### Instructions to follow:
Write out all records as given; omit images.
○ ○ ○
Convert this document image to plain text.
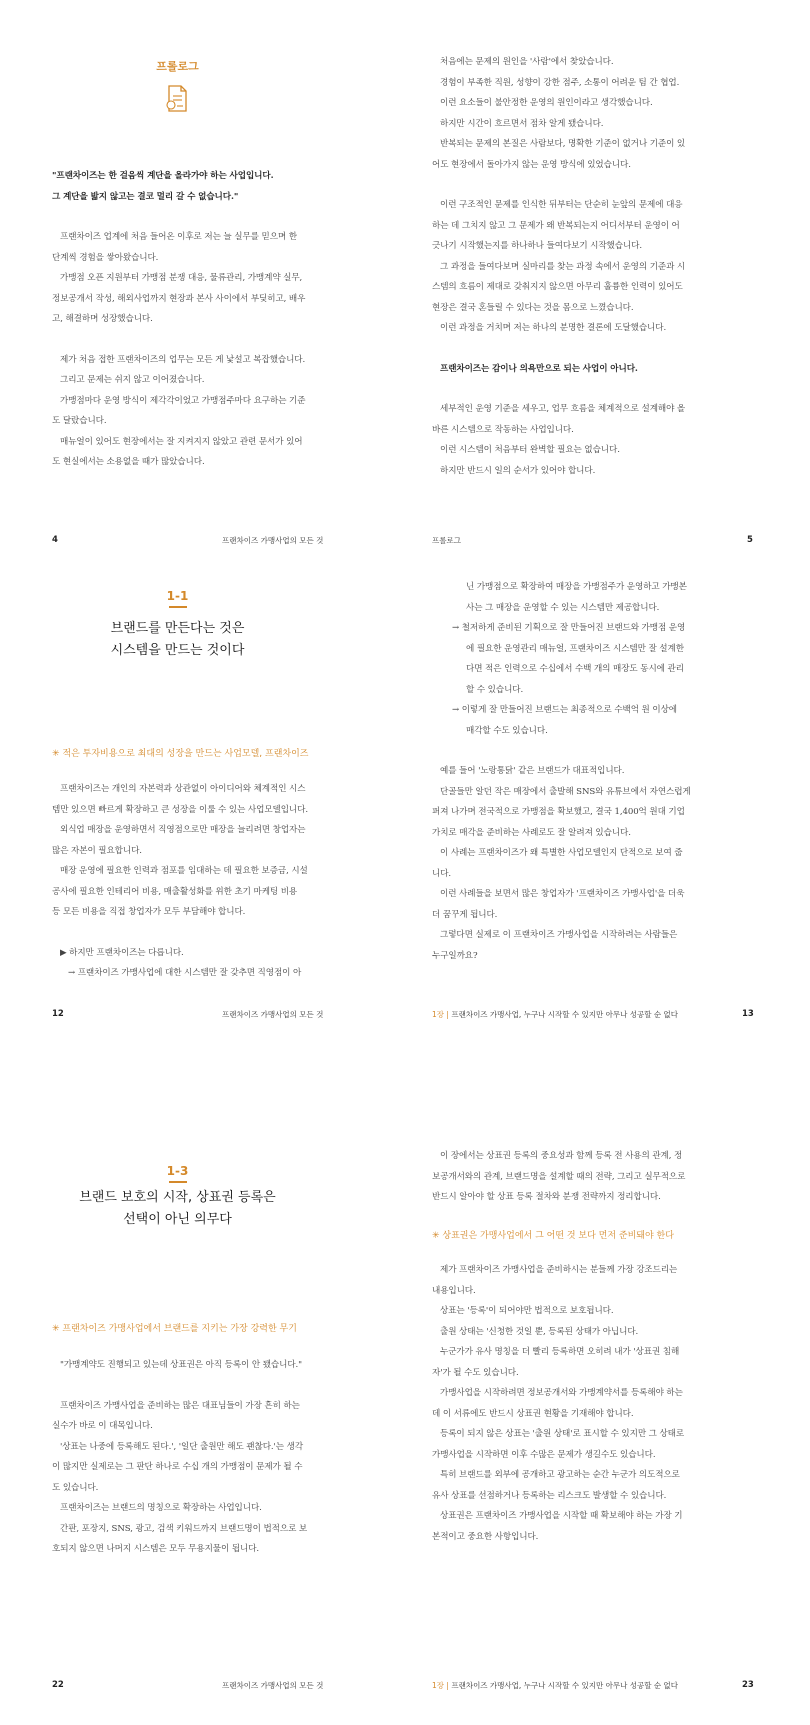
프롤로그

"프랜차이즈는 한 걸음씩 계단을 올라가야 하는 사업입니다.

그 계단을 밟지 않고는 결코 멀리 갈 수 없습니다."

프랜차이즈 업계에 처음 들어온 이후로 저는 늘 실무를 믿으며 한

단계씩 경험을 쌓아왔습니다.

가맹점 오픈 지원부터 가맹점 분쟁 대응, 물류관리, 가맹계약 실무,

정보공개서 작성, 해외사업까지 현장과 본사 사이에서 부딪히고, 배우

고, 해결하며 성장했습니다.

제가 처음 접한 프랜차이즈의 업무는 모든 게 낯설고 복잡했습니다.

그리고 문제는 쉬지 않고 이어졌습니다.

가맹점마다 운영 방식이 제각각이었고 가맹점주마다 요구하는 기준

도 달랐습니다.

매뉴얼이 있어도 현장에서는 잘 지켜지지 않았고 관련 문서가 있어

도 현실에서는 소용없을 때가 많았습니다.

4	프랜차이즈 가맹사업의 모든 것

처음에는 문제의 원인을 '사람'에서 찾았습니다.

경험이 부족한 직원, 성향이 강한 점주, 소통이 어려운 팀 간 협업.

이런 요소들이 불안정한 운영의 원인이라고 생각했습니다.

하지만 시간이 흐르면서 점차 알게 됐습니다.

반복되는 문제의 본질은 사람보다, 명확한 기준이 없거나 기준이 있

어도 현장에서 돌아가지 않는 운영 방식에 있었습니다.

이런 구조적인 문제를 인식한 뒤부터는 단순히 눈앞의 문제에 대응

하는 데 그치지 않고 그 문제가 왜 반복되는지 어디서부터 운영이 어

긋나기 시작했는지를 하나하나 들여다보기 시작했습니다.

그 과정을 들여다보며 실마리를 찾는 과정 속에서 운영의 기준과 시

스템의 흐름이 제대로 갖춰지지 않으면 아무리 훌륭한 인력이 있어도

현장은 결국 혼들릴 수 있다는 것을 몸으로 느꼈습니다.

이런 과정을 거치며 저는 하나의 분명한 결론에 도달했습니다.

프랜차이즈는 감이나 의욕만으로 되는 사업이 아니다.

세부적인 운영 기준을 세우고, 업무 흐름을 체계적으로 설계해야 올

바른 시스템으로 작동하는 사업입니다.

이런 시스템이 처음부터 완벽할 필요는 없습니다.

하지만 반드시 일의 순서가 있어야 합니다.

프롤로그	5
1-1
브랜드를 만든다는 것은
시스템을 만드는 것이다
✳ 적은 투자비용으로 최대의 성장을 만드는 사업모델, 프랜차이즈

프랜차이즈는 개인의 자본력과 상관없이 아이디어와 체계적인 시스

템만 있으면 빠르게 확장하고 큰 성장을 이룰 수 있는 사업모델입니다.

외식업 매장을 운영하면서 직영점으로만 매장을 늘리려면 창업자는

많은 자본이 필요합니다.

매장 운영에 필요한 인력과 점포를 임대하는 데 필요한 보증금, 시설

공사에 필요한 인테리어 비용, 매출활성화를 위한 초기 마케팅 비용

등 모든 비용을 직접 창업자가 모두 부담해야 합니다.

▶ 하지만 프랜차이즈는 다릅니다.

→ 프랜차이즈 가맹사업에 대한 시스템만 잘 갖추면 직영점이 아

12	프랜차이즈 가맹사업의 모든 것

닌 가맹점으로 확장하여 매장을 가맹점주가 운영하고 가맹본

사는 그 매장을 운영할 수 있는 시스템만 제공합니다.

→ 철저하게 준비된 기획으로 잘 만들어진 브랜드와 가맹점 운영

에 필요한 운영관리 매뉴얼, 프랜차이즈 시스템만 잘 설계한

다면 적은 인력으로 수십에서 수백 개의 매장도 동시에 관리

할 수 있습니다.

→ 이렇게 잘 만들어진 브랜드는 최종적으로 수백억 원 이상에

매각할 수도 있습니다.

예를 들어 '노랑통닭' 같은 브랜드가 대표적입니다.

단골들만 알던 작은 매장에서 출발해 SNS와 유튜브에서 자연스럽게

퍼져 나가며 전국적으로 가맹점을 확보했고, 결국 1,400억 원대 기업

가치로 매각을 준비하는 사례로도 잘 알려져 있습니다.

이 사례는 프랜차이즈가 왜 특별한 사업모델인지 단적으로 보여 줍

니다.

이런 사례들을 보면서 많은 창업자가 '프랜차이즈 가맹사업'을 더욱

더 꿈꾸게 됩니다.

그렇다면 실제로 이 프랜차이즈 가맹사업을 시작하려는 사람들은

누구일까요?

1장 | 프랜차이즈 가맹사업, 누구나 시작할 수 있지만 아무나 성공할 순 없다	13
1-3
브랜드 보호의 시작, 상표권 등록은
선택이 아닌 의무다
✳ 프랜차이즈 가맹사업에서 브랜드를 지키는 가장 강력한 무기

"가맹계약도 진행되고 있는데 상표권은 아직 등록이 안 됐습니다."

프랜차이즈 가맹사업을 준비하는 많은 대표님들이 가장 흔히 하는

실수가 바로 이 대목입니다.

'상표는 나중에 등록해도 된다.', '일단 출원만 해도 괜찮다.'는 생각

이 많지만 실제로는 그 판단 하나로 수십 개의 가맹점이 문제가 될 수

도 있습니다.

프랜차이즈는 브랜드의 명칭으로 확장하는 사업입니다.

간판, 포장지, SNS, 광고, 검색 키워드까지 브랜드명이 법적으로 보

호되지 않으면 나머지 시스템은 모두 무용지물이 됩니다.

22	프랜차이즈 가맹사업의 모든 것

이 장에서는 상표권 등록의 중요성과 함께 등록 전 사용의 관계, 정

보공개서와의 관계, 브랜드명을 설계할 때의 전략, 그리고 실무적으로

반드시 알아야 할 상표 등록 절차와 분쟁 전략까지 정리합니다.

✳ 상표권은 가맹사업에서 그 어떤 것 보다 먼저 준비돼야 한다

제가 프랜차이즈 가맹사업을 준비하시는 분들께 가장 강조드리는

내용입니다.

상표는 '등록'이 되어야만 법적으로 보호됩니다.

출원 상태는 '신청한 것일 뿐, 등록된 상태가 아닙니다.

누군가가 유사 명칭을 더 빨리 등록하면 오히려 내가 '상표권 침해

자'가 될 수도 있습니다.

가맹사업을 시작하려면 정보공개서와 가맹계약서를 등록해야 하는

데 이 서류에도 반드시 상표권 현황을 기재해야 합니다.

등록이 되지 않은 상표는 '출원 상태'로 표시할 수 있지만 그 상태로

가맹사업을 시작하면 이후 수많은 문제가 생길수도 있습니다.

특히 브랜드를 외부에 공개하고 광고하는 순간 누군가 의도적으로

유사 상표를 선점하거나 등록하는 리스크도 발생할 수 있습니다.

상표권은 프랜차이즈 가맹사업을 시작할 때 확보해야 하는 가장 기

본적이고 중요한 사항입니다.

1장 | 프랜차이즈 가맹사업, 누구나 시작할 수 있지만 아무나 성공할 순 없다	23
○ ○ ○
### Solution to this exercise:
Convert this document image to plain text.
프롤로그

"프랜차이즈는 한 걸음씩 계단을 올라가야 하는 사업입니다.

그 계단을 밟지 않고는 결코 멀리 갈 수 없습니다."

프랜차이즈 업계에 처음 들어온 이후로 저는 늘 실무를 믿으며 한

단계씩 경험을 쌓아왔습니다.

가맹점 오픈 지원부터 가맹점 분쟁 대응, 물류관리, 가맹계약 실무,

정보공개서 작성, 해외사업까지 현장과 본사 사이에서 부딪히고, 배우

고, 해결하며 성장했습니다.

제가 처음 접한 프랜차이즈의 업무는 모든 게 낯설고 복잡했습니다.

그리고 문제는 쉬지 않고 이어졌습니다.

가맹점마다 운영 방식이 제각각이었고 가맹점주마다 요구하는 기준

도 달랐습니다.

매뉴얼이 있어도 현장에서는 잘 지켜지지 않았고 관련 문서가 있어

도 현실에서는 소용없을 때가 많았습니다.

4	프랜차이즈 가맹사업의 모든 것

처음에는 문제의 원인을 '사람'에서 찾았습니다.

경험이 부족한 직원, 성향이 강한 점주, 소통이 어려운 팀 간 협업.

이런 요소들이 불안정한 운영의 원인이라고 생각했습니다.

하지만 시간이 흐르면서 점차 알게 됐습니다.

반복되는 문제의 본질은 사람보다, 명확한 기준이 없거나 기준이 있

어도 현장에서 돌아가지 않는 운영 방식에 있었습니다.

이런 구조적인 문제를 인식한 뒤부터는 단순히 눈앞의 문제에 대응

하는 데 그치지 않고 그 문제가 왜 반복되는지 어디서부터 운영이 어

긋나기 시작했는지를 하나하나 들여다보기 시작했습니다.

그 과정을 들여다보며 실마리를 찾는 과정 속에서 운영의 기준과 시

스템의 흐름이 제대로 갖춰지지 않으면 아무리 훌륭한 인력이 있어도

현장은 결국 혼들릴 수 있다는 것을 몸으로 느꼈습니다.

이런 과정을 거치며 저는 하나의 분명한 결론에 도달했습니다.

프랜차이즈는 감이나 의욕만으로 되는 사업이 아니다.

세부적인 운영 기준을 세우고, 업무 흐름을 체계적으로 설계해야 올

바른 시스템으로 작동하는 사업입니다.

이런 시스템이 처음부터 완벽할 필요는 없습니다.

하지만 반드시 일의 순서가 있어야 합니다.

프롤로그	5
1-1
브랜드를 만든다는 것은
시스템을 만드는 것이다
✳ 적은 투자비용으로 최대의 성장을 만드는 사업모델, 프랜차이즈

프랜차이즈는 개인의 자본력과 상관없이 아이디어와 체계적인 시스

템만 있으면 빠르게 확장하고 큰 성장을 이룰 수 있는 사업모델입니다.

외식업 매장을 운영하면서 직영점으로만 매장을 늘리려면 창업자는

많은 자본이 필요합니다.

매장 운영에 필요한 인력과 점포를 임대하는 데 필요한 보증금, 시설

공사에 필요한 인테리어 비용, 매출활성화를 위한 초기 마케팅 비용

등 모든 비용을 직접 창업자가 모두 부담해야 합니다.

▶ 하지만 프랜차이즈는 다릅니다.

→ 프랜차이즈 가맹사업에 대한 시스템만 잘 갖추면 직영점이 아

12	프랜차이즈 가맹사업의 모든 것

닌 가맹점으로 확장하여 매장을 가맹점주가 운영하고 가맹본

사는 그 매장을 운영할 수 있는 시스템만 제공합니다.

→ 철저하게 준비된 기획으로 잘 만들어진 브랜드와 가맹점 운영

에 필요한 운영관리 매뉴얼, 프랜차이즈 시스템만 잘 설계한

다면 적은 인력으로 수십에서 수백 개의 매장도 동시에 관리

할 수 있습니다.

→ 이렇게 잘 만들어진 브랜드는 최종적으로 수백억 원 이상에

매각할 수도 있습니다.

예를 들어 '노랑통닭' 같은 브랜드가 대표적입니다.

단골들만 알던 작은 매장에서 출발해 SNS와 유튜브에서 자연스럽게

퍼져 나가며 전국적으로 가맹점을 확보했고, 결국 1,400억 원대 기업

가치로 매각을 준비하는 사례로도 잘 알려져 있습니다.

이 사례는 프랜차이즈가 왜 특별한 사업모델인지 단적으로 보여 줍

니다.

이런 사례들을 보면서 많은 창업자가 '프랜차이즈 가맹사업'을 더욱

더 꿈꾸게 됩니다.

그렇다면 실제로 이 프랜차이즈 가맹사업을 시작하려는 사람들은

누구일까요?

1장 | 프랜차이즈 가맹사업, 누구나 시작할 수 있지만 아무나 성공할 순 없다	13
1-3
브랜드 보호의 시작, 상표권 등록은
선택이 아닌 의무다
✳ 프랜차이즈 가맹사업에서 브랜드를 지키는 가장 강력한 무기

"가맹계약도 진행되고 있는데 상표권은 아직 등록이 안 됐습니다."

프랜차이즈 가맹사업을 준비하는 많은 대표님들이 가장 흔히 하는

실수가 바로 이 대목입니다.

'상표는 나중에 등록해도 된다.', '일단 출원만 해도 괜찮다.'는 생각

이 많지만 실제로는 그 판단 하나로 수십 개의 가맹점이 문제가 될 수

도 있습니다.

프랜차이즈는 브랜드의 명칭으로 확장하는 사업입니다.

간판, 포장지, SNS, 광고, 검색 키워드까지 브랜드명이 법적으로 보

호되지 않으면 나머지 시스템은 모두 무용지물이 됩니다.

22	프랜차이즈 가맹사업의 모든 것

이 장에서는 상표권 등록의 중요성과 함께 등록 전 사용의 관계, 정

보공개서와의 관계, 브랜드명을 설계할 때의 전략, 그리고 실무적으로

반드시 알아야 할 상표 등록 절차와 분쟁 전략까지 정리합니다.

✳ 상표권은 가맹사업에서 그 어떤 것 보다 먼저 준비돼야 한다

제가 프랜차이즈 가맹사업을 준비하시는 분들께 가장 강조드리는

내용입니다.

상표는 '등록'이 되어야만 법적으로 보호됩니다.

출원 상태는 '신청한 것일 뿐, 등록된 상태가 아닙니다.

누군가가 유사 명칭을 더 빨리 등록하면 오히려 내가 '상표권 침해

자'가 될 수도 있습니다.

가맹사업을 시작하려면 정보공개서와 가맹계약서를 등록해야 하는

데 이 서류에도 반드시 상표권 현황을 기재해야 합니다.

등록이 되지 않은 상표는 '출원 상태'로 표시할 수 있지만 그 상태로

가맹사업을 시작하면 이후 수많은 문제가 생길수도 있습니다.

특히 브랜드를 외부에 공개하고 광고하는 순간 누군가 의도적으로

유사 상표를 선점하거나 등록하는 리스크도 발생할 수 있습니다.

상표권은 프랜차이즈 가맹사업을 시작할 때 확보해야 하는 가장 기

본적이고 중요한 사항입니다.

1장 | 프랜차이즈 가맹사업, 누구나 시작할 수 있지만 아무나 성공할 순 없다	23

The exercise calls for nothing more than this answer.